__Exercise description__
Edit the rows below by changing every "slider-tick-label" to "slider-label" and leaving everything else as it is. Leave the pictures out of your answer.

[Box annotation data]
--------------------

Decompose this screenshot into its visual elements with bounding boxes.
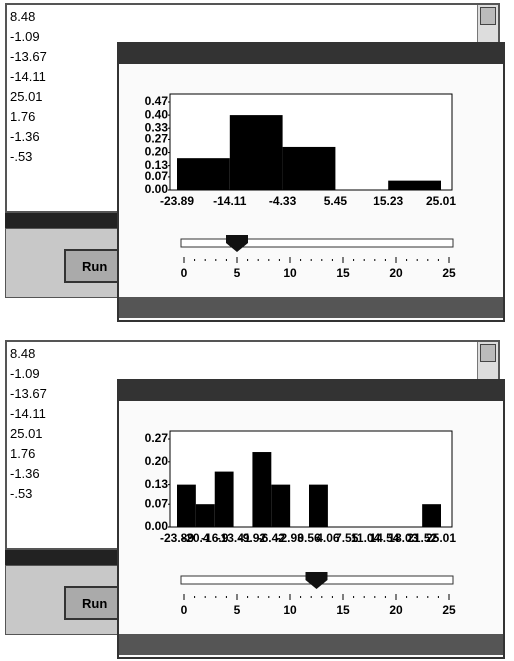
slider-thumb[interactable] [226,235,248,252]
histogram-bar [309,485,328,527]
histogram-bar [196,504,215,527]
list-item: 8.48 [10,344,47,364]
slider-tick-label: 0 [181,603,188,617]
y-tick-label: 0.20 [145,145,169,159]
list-item: 1.76 [10,444,47,464]
x-tick-label: 25.01 [426,531,456,545]
slider-tick-label: 10 [283,266,297,280]
histogram-bar [215,472,234,527]
y-tick-label: 0.13 [145,477,169,491]
list-item: 8.48 [10,7,47,27]
x-tick-label: -4.33 [269,194,297,208]
y-tick-label: 0.20 [145,454,169,468]
y-tick-label: 0.47 [145,94,169,108]
list-item: 25.01 [10,87,47,107]
histogram-bar [388,181,441,190]
x-tick-label: 5.45 [324,194,348,208]
histogram-chart: 0.000.070.130.200.27-23.89-20.4-16.9-13.… [119,401,503,655]
list-item: -14.11 [10,67,47,87]
histogram-bar [177,158,230,190]
list-item: -1.36 [10,127,47,147]
list-item: -.53 [10,147,47,167]
title-bar [119,44,503,64]
list-item: -13.67 [10,47,47,67]
histogram-chart: 0.000.070.130.200.270.330.400.47-23.89-1… [119,64,503,318]
list-item: -.53 [10,484,47,504]
page: (() => { const data = JSON.parse(documen… [0,0,514,661]
y-tick-label: 0.33 [145,120,169,134]
y-tick-label: 0.13 [145,158,169,172]
scroll-up [480,7,496,25]
list-item: 25.01 [10,424,47,444]
slider-track [181,239,453,247]
slider-tick-label: 15 [336,603,350,617]
x-tick-label: 15.23 [373,194,403,208]
slider-tick-label: 5 [234,266,241,280]
x-tick-label: 25.01 [426,194,456,208]
histogram-bar [271,485,290,527]
list-item: -1.09 [10,27,47,47]
histogram-bar [177,485,196,527]
y-tick-label: 0.27 [145,431,169,445]
slider-tick-label: 25 [442,603,456,617]
list-item: -1.36 [10,464,47,484]
histogram-bar [252,452,271,527]
slider-tick-label: 20 [389,603,403,617]
slider-thumb[interactable] [306,572,328,589]
title-bar [119,381,503,401]
y-tick-label: 0.40 [145,107,169,121]
slider-tick-label: 0 [181,266,188,280]
histogram-bar [422,504,441,527]
list-item: -14.11 [10,404,47,424]
x-tick-label: -14.11 [213,194,247,208]
slider-tick-label: 15 [336,266,350,280]
slider-tick-label: 10 [283,603,297,617]
histogram-bar [230,115,283,190]
scroll-up [480,344,496,362]
status-bar [119,297,503,318]
status-bar [119,634,503,655]
histogram-bar [283,147,336,190]
slider-tick-label: 20 [389,266,403,280]
list-item: -1.09 [10,364,47,384]
x-tick-label: -23.89 [160,194,194,208]
slider-tick-label: 25 [442,266,456,280]
slider-tick-label: 5 [234,603,241,617]
y-tick-label: 0.07 [145,496,169,510]
list-item: -13.67 [10,384,47,404]
list-item: 1.76 [10,107,47,127]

--------------------

__Answer below__
Decompose this screenshot into its visual elements with bounding boxes.
slider-thumb[interactable] [226,235,248,252]
histogram-bar [309,485,328,527]
histogram-bar [196,504,215,527]
list-item: 8.48 [10,344,47,364]
slider-label: 0 [181,603,188,617]
y-tick-label: 0.20 [145,145,169,159]
list-item: 1.76 [10,444,47,464]
x-tick-label: 25.01 [426,531,456,545]
slider-label: 10 [283,266,297,280]
histogram-bar [215,472,234,527]
y-tick-label: 0.13 [145,477,169,491]
list-item: 8.48 [10,7,47,27]
x-tick-label: -4.33 [269,194,297,208]
y-tick-label: 0.20 [145,454,169,468]
y-tick-label: 0.47 [145,94,169,108]
list-item: 25.01 [10,87,47,107]
histogram-bar [388,181,441,190]
x-tick-label: 5.45 [324,194,348,208]
histogram-chart: 0.000.070.130.200.27-23.89-20.4-16.9-13.… [119,401,503,655]
list-item: -14.11 [10,67,47,87]
histogram-bar [177,158,230,190]
list-item: -1.36 [10,127,47,147]
list-item: -.53 [10,147,47,167]
title-bar [119,44,503,64]
list-item: -13.67 [10,47,47,67]
histogram-chart: 0.000.070.130.200.270.330.400.47-23.89-1… [119,64,503,318]
list-item: -.53 [10,484,47,504]
page: (() => { const data = JSON.parse(documen… [0,0,514,661]
y-tick-label: 0.33 [145,120,169,134]
y-tick-label: 0.13 [145,158,169,172]
scroll-up [480,7,496,25]
list-item: 25.01 [10,424,47,444]
slider-track [181,239,453,247]
slider-label: 15 [336,603,350,617]
x-tick-label: 15.23 [373,194,403,208]
slider-label: 5 [234,266,241,280]
x-tick-label: 25.01 [426,194,456,208]
histogram-bar [271,485,290,527]
list-item: -1.09 [10,27,47,47]
histogram-bar [177,485,196,527]
y-tick-label: 0.27 [145,431,169,445]
slider-label: 25 [442,603,456,617]
list-item: -1.36 [10,464,47,484]
histogram-bar [252,452,271,527]
slider-label: 20 [389,603,403,617]
slider-thumb[interactable] [306,572,328,589]
title-bar [119,381,503,401]
y-tick-label: 0.40 [145,107,169,121]
slider-label: 0 [181,266,188,280]
histogram-bar [422,504,441,527]
list-item: -14.11 [10,404,47,424]
x-tick-label: -14.11 [213,194,247,208]
slider-label: 15 [336,266,350,280]
slider-label: 10 [283,603,297,617]
histogram-bar [230,115,283,190]
scroll-up [480,344,496,362]
status-bar [119,297,503,318]
status-bar [119,634,503,655]
histogram-bar [283,147,336,190]
slider-label: 20 [389,266,403,280]
list-item: -1.09 [10,364,47,384]
x-tick-label: -23.89 [160,194,194,208]
slider-label: 25 [442,266,456,280]
slider-label: 5 [234,603,241,617]
y-tick-label: 0.07 [145,496,169,510]
list-item: -13.67 [10,384,47,404]
list-item: 1.76 [10,107,47,127]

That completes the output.